[Dataset records]
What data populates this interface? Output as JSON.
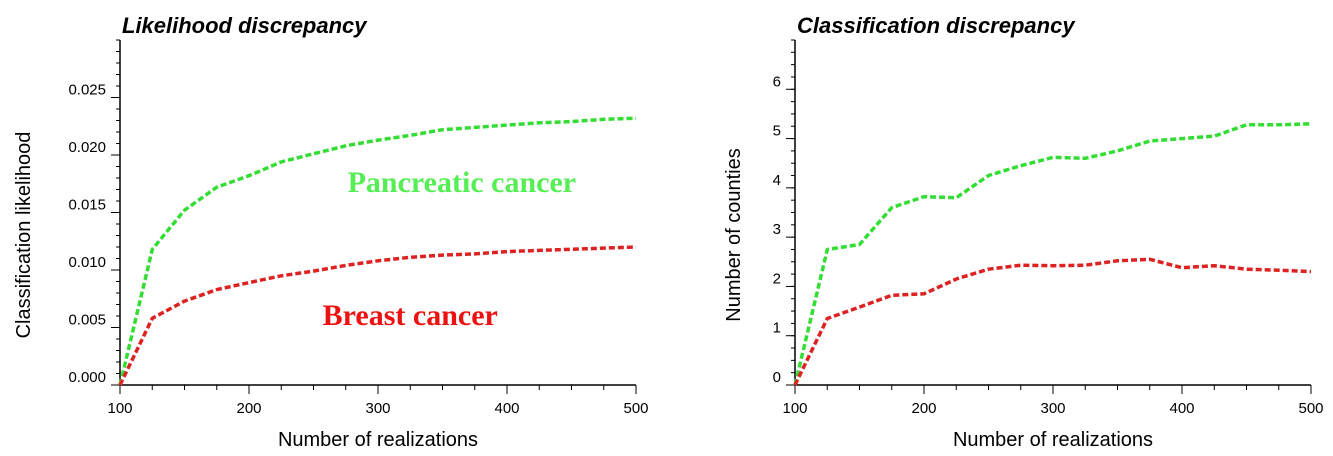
{
  "chart_data": [
    {
      "type": "line",
      "title": "Likelihood discrepancy",
      "xlabel": "Number of realizations",
      "ylabel": "Classification likelihood",
      "xlim": [
        100,
        500
      ],
      "ylim": [
        0,
        0.03
      ],
      "x_ticks": [
        100,
        200,
        300,
        400,
        500
      ],
      "x_tick_labels": [
        "100",
        "200",
        "300",
        "400",
        "500"
      ],
      "y_ticks": [
        0,
        0.005,
        0.01,
        0.015,
        0.02,
        0.025
      ],
      "y_tick_labels": [
        "0.000",
        "0.005",
        "0.010",
        "0.015",
        "0.020",
        "0.025"
      ],
      "y_minor_step": 0.001,
      "grid": false,
      "x": [
        100,
        125,
        150,
        175,
        200,
        225,
        250,
        275,
        300,
        325,
        350,
        375,
        400,
        425,
        450,
        475,
        500
      ],
      "series": [
        {
          "color": "#33dd33",
          "values": [
            0.0,
            0.0118,
            0.0152,
            0.0172,
            0.0182,
            0.0194,
            0.0201,
            0.0208,
            0.0213,
            0.0217,
            0.0222,
            0.0224,
            0.0226,
            0.0228,
            0.0229,
            0.0231,
            0.0232
          ]
        },
        {
          "color": "#dd2222",
          "values": [
            0.0,
            0.0058,
            0.0073,
            0.0083,
            0.0089,
            0.0095,
            0.0099,
            0.0104,
            0.0108,
            0.0111,
            0.0113,
            0.0114,
            0.0116,
            0.0117,
            0.0118,
            0.0119,
            0.012
          ]
        }
      ],
      "annotations": [
        {
          "text": "Pancreatic cancer",
          "color": "#55ee55",
          "x": 365,
          "y": 0.0168
        },
        {
          "text": "Breast cancer",
          "color": "#ee1111",
          "x": 325,
          "y": 0.0052
        }
      ]
    },
    {
      "type": "line",
      "title": "Classification discrepancy",
      "xlabel": "Number of realizations",
      "ylabel": "Number of counties",
      "xlim": [
        100,
        500
      ],
      "ylim": [
        0,
        7
      ],
      "x_ticks": [
        100,
        200,
        300,
        400,
        500
      ],
      "x_tick_labels": [
        "100",
        "200",
        "300",
        "400",
        "500"
      ],
      "y_ticks": [
        0,
        1,
        2,
        3,
        4,
        5,
        6
      ],
      "y_tick_labels": [
        "0",
        "1",
        "2",
        "3",
        "4",
        "5",
        "6"
      ],
      "y_minor_step": 0.25,
      "grid": false,
      "x": [
        100,
        125,
        150,
        175,
        200,
        225,
        250,
        275,
        300,
        325,
        350,
        375,
        400,
        425,
        450,
        475,
        500
      ],
      "series": [
        {
          "color": "#33dd33",
          "values": [
            0.0,
            2.75,
            2.85,
            3.6,
            3.82,
            3.8,
            4.25,
            4.45,
            4.62,
            4.6,
            4.75,
            4.95,
            5.0,
            5.05,
            5.28,
            5.28,
            5.3
          ]
        },
        {
          "color": "#dd2222",
          "values": [
            0.0,
            1.35,
            1.58,
            1.82,
            1.85,
            2.15,
            2.35,
            2.43,
            2.42,
            2.43,
            2.52,
            2.55,
            2.38,
            2.42,
            2.35,
            2.33,
            2.3
          ]
        }
      ]
    }
  ]
}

• Exercise instructions: Copy the records word for word, leaving no picture in the copy.

• Task output:
What data populates this interface? Output as JSON.
{
  "chart_data": [
    {
      "type": "line",
      "title": "Likelihood discrepancy",
      "xlabel": "Number of realizations",
      "ylabel": "Classification likelihood",
      "xlim": [
        100,
        500
      ],
      "ylim": [
        0,
        0.03
      ],
      "x_ticks": [
        100,
        200,
        300,
        400,
        500
      ],
      "x_tick_labels": [
        "100",
        "200",
        "300",
        "400",
        "500"
      ],
      "y_ticks": [
        0,
        0.005,
        0.01,
        0.015,
        0.02,
        0.025
      ],
      "y_tick_labels": [
        "0.000",
        "0.005",
        "0.010",
        "0.015",
        "0.020",
        "0.025"
      ],
      "y_minor_step": 0.001,
      "grid": false,
      "x": [
        100,
        125,
        150,
        175,
        200,
        225,
        250,
        275,
        300,
        325,
        350,
        375,
        400,
        425,
        450,
        475,
        500
      ],
      "series": [
        {
          "color": "#33dd33",
          "values": [
            0.0,
            0.0118,
            0.0152,
            0.0172,
            0.0182,
            0.0194,
            0.0201,
            0.0208,
            0.0213,
            0.0217,
            0.0222,
            0.0224,
            0.0226,
            0.0228,
            0.0229,
            0.0231,
            0.0232
          ]
        },
        {
          "color": "#dd2222",
          "values": [
            0.0,
            0.0058,
            0.0073,
            0.0083,
            0.0089,
            0.0095,
            0.0099,
            0.0104,
            0.0108,
            0.0111,
            0.0113,
            0.0114,
            0.0116,
            0.0117,
            0.0118,
            0.0119,
            0.012
          ]
        }
      ],
      "annotations": [
        {
          "text": "Pancreatic cancer",
          "color": "#55ee55",
          "x": 365,
          "y": 0.0168
        },
        {
          "text": "Breast cancer",
          "color": "#ee1111",
          "x": 325,
          "y": 0.0052
        }
      ]
    },
    {
      "type": "line",
      "title": "Classification discrepancy",
      "xlabel": "Number of realizations",
      "ylabel": "Number of counties",
      "xlim": [
        100,
        500
      ],
      "ylim": [
        0,
        7
      ],
      "x_ticks": [
        100,
        200,
        300,
        400,
        500
      ],
      "x_tick_labels": [
        "100",
        "200",
        "300",
        "400",
        "500"
      ],
      "y_ticks": [
        0,
        1,
        2,
        3,
        4,
        5,
        6
      ],
      "y_tick_labels": [
        "0",
        "1",
        "2",
        "3",
        "4",
        "5",
        "6"
      ],
      "y_minor_step": 0.25,
      "grid": false,
      "x": [
        100,
        125,
        150,
        175,
        200,
        225,
        250,
        275,
        300,
        325,
        350,
        375,
        400,
        425,
        450,
        475,
        500
      ],
      "series": [
        {
          "color": "#33dd33",
          "values": [
            0.0,
            2.75,
            2.85,
            3.6,
            3.82,
            3.8,
            4.25,
            4.45,
            4.62,
            4.6,
            4.75,
            4.95,
            5.0,
            5.05,
            5.28,
            5.28,
            5.3
          ]
        },
        {
          "color": "#dd2222",
          "values": [
            0.0,
            1.35,
            1.58,
            1.82,
            1.85,
            2.15,
            2.35,
            2.43,
            2.42,
            2.43,
            2.52,
            2.55,
            2.38,
            2.42,
            2.35,
            2.33,
            2.3
          ]
        }
      ]
    }
  ]
}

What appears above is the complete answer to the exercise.